§ **Task objective**: Your task is to gather the lines below that hold the string "text".

--- Start Information provided ---

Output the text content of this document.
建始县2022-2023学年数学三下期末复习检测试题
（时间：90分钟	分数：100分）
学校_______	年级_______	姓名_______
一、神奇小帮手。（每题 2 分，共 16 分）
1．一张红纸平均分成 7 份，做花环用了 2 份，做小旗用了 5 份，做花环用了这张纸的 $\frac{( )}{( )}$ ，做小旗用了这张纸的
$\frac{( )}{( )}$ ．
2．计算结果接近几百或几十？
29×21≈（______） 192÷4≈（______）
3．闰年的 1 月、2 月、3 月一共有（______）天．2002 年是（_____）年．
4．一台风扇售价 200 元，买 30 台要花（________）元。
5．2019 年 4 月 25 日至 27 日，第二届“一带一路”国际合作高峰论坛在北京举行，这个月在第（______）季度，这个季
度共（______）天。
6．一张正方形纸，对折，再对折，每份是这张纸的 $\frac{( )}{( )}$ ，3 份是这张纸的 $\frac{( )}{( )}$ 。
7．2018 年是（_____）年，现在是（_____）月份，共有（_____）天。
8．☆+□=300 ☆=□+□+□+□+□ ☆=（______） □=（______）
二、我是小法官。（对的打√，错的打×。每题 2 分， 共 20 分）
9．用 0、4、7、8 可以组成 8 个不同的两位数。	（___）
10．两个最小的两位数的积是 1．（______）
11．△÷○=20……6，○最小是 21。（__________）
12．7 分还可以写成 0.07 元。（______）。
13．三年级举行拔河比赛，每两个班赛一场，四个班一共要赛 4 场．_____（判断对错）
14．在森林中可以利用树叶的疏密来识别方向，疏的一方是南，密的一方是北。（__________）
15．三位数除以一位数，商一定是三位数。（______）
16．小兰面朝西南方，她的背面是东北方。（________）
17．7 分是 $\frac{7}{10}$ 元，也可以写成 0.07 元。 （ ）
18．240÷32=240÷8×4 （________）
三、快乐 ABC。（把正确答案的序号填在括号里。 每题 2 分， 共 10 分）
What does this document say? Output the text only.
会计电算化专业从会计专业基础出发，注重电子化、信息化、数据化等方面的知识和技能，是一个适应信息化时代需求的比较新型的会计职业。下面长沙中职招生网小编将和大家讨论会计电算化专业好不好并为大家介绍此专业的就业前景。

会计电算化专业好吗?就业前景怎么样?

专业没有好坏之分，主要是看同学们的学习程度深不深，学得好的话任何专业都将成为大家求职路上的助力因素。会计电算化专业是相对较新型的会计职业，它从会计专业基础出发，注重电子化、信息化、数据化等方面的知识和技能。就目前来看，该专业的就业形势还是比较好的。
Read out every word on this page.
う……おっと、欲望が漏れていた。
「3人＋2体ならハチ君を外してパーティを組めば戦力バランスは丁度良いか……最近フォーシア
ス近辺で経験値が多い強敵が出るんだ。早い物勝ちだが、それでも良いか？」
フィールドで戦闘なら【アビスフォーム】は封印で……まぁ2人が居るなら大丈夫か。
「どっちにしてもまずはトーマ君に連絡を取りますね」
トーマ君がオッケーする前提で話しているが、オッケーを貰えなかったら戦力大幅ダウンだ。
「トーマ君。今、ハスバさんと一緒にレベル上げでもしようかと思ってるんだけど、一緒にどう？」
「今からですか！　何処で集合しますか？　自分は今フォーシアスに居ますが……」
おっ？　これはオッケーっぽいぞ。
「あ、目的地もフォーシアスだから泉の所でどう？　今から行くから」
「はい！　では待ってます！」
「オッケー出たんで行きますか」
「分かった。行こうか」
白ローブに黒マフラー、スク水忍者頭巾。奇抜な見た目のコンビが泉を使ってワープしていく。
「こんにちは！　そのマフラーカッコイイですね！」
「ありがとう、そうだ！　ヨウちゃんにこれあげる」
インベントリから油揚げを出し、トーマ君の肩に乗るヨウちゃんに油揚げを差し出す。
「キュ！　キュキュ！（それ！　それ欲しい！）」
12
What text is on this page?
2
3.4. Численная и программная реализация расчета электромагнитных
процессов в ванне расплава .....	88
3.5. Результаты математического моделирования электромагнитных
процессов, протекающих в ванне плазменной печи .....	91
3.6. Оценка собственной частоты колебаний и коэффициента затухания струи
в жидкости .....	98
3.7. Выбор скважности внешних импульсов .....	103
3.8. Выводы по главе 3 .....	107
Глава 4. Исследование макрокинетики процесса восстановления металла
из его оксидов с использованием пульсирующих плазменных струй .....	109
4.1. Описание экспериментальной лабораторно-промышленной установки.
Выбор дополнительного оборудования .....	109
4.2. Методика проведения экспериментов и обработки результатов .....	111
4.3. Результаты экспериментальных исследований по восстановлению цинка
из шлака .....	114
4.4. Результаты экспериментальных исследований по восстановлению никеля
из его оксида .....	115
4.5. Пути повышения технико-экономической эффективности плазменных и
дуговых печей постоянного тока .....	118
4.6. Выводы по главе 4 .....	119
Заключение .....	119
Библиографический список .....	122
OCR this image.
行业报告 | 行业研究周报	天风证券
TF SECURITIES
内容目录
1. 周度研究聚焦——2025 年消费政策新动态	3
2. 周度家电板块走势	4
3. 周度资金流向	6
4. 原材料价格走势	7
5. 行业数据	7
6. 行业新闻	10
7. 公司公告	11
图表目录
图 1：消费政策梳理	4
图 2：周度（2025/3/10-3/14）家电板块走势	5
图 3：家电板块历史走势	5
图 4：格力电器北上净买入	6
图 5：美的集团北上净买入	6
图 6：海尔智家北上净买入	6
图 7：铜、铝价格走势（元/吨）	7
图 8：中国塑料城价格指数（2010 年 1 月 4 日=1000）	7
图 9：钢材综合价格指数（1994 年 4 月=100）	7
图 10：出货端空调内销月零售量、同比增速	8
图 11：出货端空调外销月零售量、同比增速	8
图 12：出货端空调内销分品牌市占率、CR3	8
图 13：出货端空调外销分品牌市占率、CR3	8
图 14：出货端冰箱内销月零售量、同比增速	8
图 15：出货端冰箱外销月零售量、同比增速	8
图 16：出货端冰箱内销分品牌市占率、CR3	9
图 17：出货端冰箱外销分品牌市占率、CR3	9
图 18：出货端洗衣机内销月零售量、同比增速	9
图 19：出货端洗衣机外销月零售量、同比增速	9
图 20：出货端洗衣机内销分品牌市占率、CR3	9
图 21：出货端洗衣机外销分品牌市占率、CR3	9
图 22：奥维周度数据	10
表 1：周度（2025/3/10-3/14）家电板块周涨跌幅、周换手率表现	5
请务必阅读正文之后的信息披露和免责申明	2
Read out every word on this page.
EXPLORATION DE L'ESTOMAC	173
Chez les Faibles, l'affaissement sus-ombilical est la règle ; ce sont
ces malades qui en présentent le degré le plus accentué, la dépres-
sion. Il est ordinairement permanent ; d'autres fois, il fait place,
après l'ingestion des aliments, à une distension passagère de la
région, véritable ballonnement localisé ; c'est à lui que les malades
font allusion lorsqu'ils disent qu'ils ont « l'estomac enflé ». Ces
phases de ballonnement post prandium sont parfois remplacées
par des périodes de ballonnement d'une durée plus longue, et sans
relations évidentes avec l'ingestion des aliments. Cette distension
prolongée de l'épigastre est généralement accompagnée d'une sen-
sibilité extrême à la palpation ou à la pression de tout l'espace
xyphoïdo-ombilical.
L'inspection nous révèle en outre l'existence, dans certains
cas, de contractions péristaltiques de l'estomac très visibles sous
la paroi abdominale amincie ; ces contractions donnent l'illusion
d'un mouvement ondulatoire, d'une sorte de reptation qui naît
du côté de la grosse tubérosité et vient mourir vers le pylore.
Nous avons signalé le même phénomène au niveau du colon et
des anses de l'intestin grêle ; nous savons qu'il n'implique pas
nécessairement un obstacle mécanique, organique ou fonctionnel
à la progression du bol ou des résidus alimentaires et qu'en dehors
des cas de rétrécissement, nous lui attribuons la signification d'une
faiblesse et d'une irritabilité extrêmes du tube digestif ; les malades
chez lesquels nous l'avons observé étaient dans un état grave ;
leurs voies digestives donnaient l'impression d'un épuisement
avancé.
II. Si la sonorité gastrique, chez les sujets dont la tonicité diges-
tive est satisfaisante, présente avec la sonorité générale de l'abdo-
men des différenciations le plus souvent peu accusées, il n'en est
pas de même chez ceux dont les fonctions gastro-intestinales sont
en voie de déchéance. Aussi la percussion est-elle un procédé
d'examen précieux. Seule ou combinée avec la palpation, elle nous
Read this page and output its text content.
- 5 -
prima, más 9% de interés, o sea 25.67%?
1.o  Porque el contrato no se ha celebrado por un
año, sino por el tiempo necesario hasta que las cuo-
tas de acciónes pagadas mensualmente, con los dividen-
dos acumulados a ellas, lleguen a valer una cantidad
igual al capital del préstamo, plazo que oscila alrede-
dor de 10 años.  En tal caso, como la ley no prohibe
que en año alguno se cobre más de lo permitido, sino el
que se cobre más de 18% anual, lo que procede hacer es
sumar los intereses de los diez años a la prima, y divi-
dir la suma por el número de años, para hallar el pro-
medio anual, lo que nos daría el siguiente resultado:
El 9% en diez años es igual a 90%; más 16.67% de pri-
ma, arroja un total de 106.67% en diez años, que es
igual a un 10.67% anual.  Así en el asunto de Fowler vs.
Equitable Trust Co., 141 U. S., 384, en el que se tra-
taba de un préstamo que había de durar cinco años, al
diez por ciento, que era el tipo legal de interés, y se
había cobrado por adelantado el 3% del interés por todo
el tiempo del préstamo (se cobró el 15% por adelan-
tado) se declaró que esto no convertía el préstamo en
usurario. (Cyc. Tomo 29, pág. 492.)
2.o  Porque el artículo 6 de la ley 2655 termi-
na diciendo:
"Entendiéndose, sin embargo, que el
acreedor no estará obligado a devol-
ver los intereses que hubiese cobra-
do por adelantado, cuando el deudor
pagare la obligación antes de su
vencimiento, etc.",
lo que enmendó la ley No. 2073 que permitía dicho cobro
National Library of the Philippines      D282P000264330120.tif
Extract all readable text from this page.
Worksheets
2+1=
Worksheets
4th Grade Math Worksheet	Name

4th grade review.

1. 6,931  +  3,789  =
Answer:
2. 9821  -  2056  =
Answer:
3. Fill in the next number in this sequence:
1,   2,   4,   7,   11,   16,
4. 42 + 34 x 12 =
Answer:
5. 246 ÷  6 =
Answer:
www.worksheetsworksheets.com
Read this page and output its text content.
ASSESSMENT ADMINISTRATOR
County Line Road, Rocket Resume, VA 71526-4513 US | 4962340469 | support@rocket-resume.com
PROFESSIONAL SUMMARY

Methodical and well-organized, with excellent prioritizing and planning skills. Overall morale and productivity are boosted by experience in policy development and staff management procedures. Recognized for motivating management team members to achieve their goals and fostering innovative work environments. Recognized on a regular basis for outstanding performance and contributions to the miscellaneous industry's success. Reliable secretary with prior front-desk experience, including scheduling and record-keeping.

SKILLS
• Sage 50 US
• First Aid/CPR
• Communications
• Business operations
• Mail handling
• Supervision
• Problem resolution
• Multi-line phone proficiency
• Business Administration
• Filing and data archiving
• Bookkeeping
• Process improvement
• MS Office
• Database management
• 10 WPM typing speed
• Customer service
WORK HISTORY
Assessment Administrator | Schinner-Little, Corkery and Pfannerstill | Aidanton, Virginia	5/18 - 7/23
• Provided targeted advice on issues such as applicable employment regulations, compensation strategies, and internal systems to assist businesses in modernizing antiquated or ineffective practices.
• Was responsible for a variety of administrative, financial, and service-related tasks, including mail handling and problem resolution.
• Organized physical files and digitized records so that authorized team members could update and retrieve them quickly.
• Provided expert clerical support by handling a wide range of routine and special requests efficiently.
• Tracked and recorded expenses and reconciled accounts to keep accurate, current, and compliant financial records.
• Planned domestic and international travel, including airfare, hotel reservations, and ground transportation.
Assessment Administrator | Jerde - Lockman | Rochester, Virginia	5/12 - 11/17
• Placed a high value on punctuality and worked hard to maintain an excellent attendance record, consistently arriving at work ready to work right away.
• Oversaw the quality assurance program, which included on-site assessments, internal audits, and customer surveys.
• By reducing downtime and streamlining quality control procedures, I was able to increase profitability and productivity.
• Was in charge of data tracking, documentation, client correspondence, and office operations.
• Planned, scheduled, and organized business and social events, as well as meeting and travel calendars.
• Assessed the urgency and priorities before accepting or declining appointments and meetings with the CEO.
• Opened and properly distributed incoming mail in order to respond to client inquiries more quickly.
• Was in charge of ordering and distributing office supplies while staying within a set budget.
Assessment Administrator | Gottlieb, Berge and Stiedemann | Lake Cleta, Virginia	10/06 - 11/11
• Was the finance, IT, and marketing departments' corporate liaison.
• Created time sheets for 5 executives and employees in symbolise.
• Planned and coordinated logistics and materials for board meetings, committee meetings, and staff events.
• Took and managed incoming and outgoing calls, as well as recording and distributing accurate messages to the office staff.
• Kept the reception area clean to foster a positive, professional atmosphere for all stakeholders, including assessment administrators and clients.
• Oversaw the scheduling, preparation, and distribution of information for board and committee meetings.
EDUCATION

--- End Information provided ---

§ **Task solution**:
Output the text content of this document.
What does this document say? Output the text only.
What text is on this page?
Read this page and output its text content.
Extract all readable text from this page.
Read this page and output its text content.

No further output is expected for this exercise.